STATED TASK:
From the line with "Extract the structured" through the final line, transcribe the material below character for character; include no other lines.

DATASET RECORDS:

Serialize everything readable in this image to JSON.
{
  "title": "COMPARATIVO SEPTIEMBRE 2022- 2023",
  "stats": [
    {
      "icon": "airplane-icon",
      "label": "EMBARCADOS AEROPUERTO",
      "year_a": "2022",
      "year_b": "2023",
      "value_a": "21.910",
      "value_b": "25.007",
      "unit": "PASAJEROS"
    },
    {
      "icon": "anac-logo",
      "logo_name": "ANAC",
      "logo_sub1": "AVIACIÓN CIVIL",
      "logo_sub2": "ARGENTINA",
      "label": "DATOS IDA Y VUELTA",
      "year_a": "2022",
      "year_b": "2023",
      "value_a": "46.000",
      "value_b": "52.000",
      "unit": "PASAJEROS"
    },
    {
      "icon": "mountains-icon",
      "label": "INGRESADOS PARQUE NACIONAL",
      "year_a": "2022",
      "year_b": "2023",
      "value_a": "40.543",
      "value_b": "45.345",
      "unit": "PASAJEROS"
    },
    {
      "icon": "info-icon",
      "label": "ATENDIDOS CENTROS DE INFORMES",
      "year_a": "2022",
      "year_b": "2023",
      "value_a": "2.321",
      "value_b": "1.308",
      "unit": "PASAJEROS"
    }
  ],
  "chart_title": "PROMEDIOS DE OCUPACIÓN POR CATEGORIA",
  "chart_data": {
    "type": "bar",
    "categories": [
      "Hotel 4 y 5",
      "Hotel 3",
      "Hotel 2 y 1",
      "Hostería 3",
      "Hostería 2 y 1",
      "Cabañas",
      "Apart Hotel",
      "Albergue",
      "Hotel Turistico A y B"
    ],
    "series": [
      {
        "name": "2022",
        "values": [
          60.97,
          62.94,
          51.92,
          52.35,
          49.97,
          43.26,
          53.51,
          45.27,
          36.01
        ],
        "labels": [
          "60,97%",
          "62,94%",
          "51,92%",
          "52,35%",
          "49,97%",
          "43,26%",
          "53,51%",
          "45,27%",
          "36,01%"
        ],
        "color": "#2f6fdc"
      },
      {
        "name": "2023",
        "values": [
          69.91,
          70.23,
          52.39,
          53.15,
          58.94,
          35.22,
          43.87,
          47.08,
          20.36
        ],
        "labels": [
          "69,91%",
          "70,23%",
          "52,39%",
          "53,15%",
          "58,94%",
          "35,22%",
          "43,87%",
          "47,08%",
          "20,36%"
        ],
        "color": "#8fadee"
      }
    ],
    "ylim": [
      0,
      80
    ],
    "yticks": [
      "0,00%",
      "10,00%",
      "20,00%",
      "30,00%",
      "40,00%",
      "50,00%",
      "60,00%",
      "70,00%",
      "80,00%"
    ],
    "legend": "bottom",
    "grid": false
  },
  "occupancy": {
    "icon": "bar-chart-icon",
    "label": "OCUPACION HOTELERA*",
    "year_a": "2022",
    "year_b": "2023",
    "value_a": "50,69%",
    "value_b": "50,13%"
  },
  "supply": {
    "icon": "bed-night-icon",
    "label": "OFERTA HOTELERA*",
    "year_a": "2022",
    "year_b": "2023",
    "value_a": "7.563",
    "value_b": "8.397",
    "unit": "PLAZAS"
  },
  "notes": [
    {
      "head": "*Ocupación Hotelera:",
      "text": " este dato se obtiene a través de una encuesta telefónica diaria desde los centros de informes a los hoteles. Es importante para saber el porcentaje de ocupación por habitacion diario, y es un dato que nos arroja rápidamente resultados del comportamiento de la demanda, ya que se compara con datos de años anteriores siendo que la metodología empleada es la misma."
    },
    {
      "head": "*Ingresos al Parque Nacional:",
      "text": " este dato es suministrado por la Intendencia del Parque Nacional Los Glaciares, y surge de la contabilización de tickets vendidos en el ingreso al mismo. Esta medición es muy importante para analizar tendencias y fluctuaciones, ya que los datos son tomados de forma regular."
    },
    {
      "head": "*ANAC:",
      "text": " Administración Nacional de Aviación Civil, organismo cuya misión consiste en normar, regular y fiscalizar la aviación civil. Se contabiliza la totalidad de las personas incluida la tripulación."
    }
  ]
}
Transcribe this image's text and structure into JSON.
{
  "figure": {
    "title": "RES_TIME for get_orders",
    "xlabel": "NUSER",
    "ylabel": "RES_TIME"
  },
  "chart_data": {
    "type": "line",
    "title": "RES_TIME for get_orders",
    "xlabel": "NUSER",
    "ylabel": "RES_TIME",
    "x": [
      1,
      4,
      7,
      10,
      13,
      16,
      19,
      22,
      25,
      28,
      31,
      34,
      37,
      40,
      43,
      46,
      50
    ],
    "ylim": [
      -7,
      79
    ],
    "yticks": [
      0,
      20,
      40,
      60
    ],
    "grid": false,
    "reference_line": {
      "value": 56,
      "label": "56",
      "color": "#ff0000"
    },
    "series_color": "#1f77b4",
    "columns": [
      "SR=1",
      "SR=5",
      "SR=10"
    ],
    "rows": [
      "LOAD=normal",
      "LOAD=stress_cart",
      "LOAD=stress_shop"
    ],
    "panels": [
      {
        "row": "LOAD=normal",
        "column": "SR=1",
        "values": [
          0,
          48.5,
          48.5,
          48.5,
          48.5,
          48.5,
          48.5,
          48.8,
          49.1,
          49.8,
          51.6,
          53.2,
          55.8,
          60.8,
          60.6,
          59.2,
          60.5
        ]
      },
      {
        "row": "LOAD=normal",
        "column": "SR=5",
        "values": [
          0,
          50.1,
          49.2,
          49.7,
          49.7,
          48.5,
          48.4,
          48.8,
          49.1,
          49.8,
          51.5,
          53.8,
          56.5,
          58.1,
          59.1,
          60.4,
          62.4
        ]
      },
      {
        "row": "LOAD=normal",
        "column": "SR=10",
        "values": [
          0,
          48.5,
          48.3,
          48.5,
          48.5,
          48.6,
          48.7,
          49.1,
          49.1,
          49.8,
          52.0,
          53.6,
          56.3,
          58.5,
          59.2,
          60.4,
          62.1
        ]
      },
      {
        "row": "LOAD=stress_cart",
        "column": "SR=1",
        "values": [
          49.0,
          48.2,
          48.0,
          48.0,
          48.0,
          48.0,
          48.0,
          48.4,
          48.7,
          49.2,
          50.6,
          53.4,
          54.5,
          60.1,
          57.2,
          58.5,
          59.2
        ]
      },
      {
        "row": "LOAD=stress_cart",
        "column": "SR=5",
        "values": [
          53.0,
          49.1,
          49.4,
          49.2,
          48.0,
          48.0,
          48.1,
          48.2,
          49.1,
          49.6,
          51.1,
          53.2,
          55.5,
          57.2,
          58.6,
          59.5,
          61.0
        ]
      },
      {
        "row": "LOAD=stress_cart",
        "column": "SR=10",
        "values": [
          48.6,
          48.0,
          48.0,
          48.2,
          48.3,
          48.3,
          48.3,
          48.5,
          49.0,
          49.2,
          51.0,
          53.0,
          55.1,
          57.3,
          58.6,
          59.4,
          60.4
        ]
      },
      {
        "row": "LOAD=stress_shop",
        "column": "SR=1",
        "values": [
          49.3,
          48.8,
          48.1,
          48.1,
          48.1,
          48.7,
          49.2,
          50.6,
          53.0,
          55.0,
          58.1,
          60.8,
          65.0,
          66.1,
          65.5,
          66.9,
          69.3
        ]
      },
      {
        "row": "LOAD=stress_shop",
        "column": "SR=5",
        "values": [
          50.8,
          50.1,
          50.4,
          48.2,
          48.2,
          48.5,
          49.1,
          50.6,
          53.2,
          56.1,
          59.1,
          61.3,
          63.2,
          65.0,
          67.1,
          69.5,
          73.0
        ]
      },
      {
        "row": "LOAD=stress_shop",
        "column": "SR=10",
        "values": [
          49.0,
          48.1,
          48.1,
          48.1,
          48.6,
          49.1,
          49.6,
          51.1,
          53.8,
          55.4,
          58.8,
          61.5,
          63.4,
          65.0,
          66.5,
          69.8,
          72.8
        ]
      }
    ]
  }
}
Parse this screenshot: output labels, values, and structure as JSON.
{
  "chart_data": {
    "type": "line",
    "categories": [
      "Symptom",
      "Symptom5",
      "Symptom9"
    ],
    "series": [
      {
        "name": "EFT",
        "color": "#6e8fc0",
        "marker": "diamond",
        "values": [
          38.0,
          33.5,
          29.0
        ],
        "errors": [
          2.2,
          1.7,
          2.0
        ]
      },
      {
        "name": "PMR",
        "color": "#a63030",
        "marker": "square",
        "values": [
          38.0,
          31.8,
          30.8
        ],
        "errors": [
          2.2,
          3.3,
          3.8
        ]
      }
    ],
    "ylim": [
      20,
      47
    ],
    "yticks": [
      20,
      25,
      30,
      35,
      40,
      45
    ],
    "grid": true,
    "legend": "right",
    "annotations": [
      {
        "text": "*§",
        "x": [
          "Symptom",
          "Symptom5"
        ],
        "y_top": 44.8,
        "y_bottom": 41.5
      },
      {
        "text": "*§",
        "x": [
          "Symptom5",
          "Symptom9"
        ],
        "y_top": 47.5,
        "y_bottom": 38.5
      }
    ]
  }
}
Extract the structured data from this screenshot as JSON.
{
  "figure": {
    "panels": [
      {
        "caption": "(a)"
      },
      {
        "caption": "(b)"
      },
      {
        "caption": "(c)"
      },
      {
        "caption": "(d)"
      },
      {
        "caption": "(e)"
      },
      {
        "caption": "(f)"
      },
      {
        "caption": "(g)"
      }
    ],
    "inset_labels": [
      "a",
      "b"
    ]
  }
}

TASK OUTPUT:
Extract the structured data from this screenshot as JSON.
{
  "figure": {
    "panels": [
      {
        "caption": "(a)"
      },
      {
        "caption": "(b)"
      },
      {
        "caption": "(c)"
      },
      {
        "caption": "(d)"
      },
      {
        "caption": "(e)"
      },
      {
        "caption": "(f)"
      },
      {
        "caption": "(g)"
      }
    ],
    "inset_labels": [
      "a",
      "b"
    ]
  }
}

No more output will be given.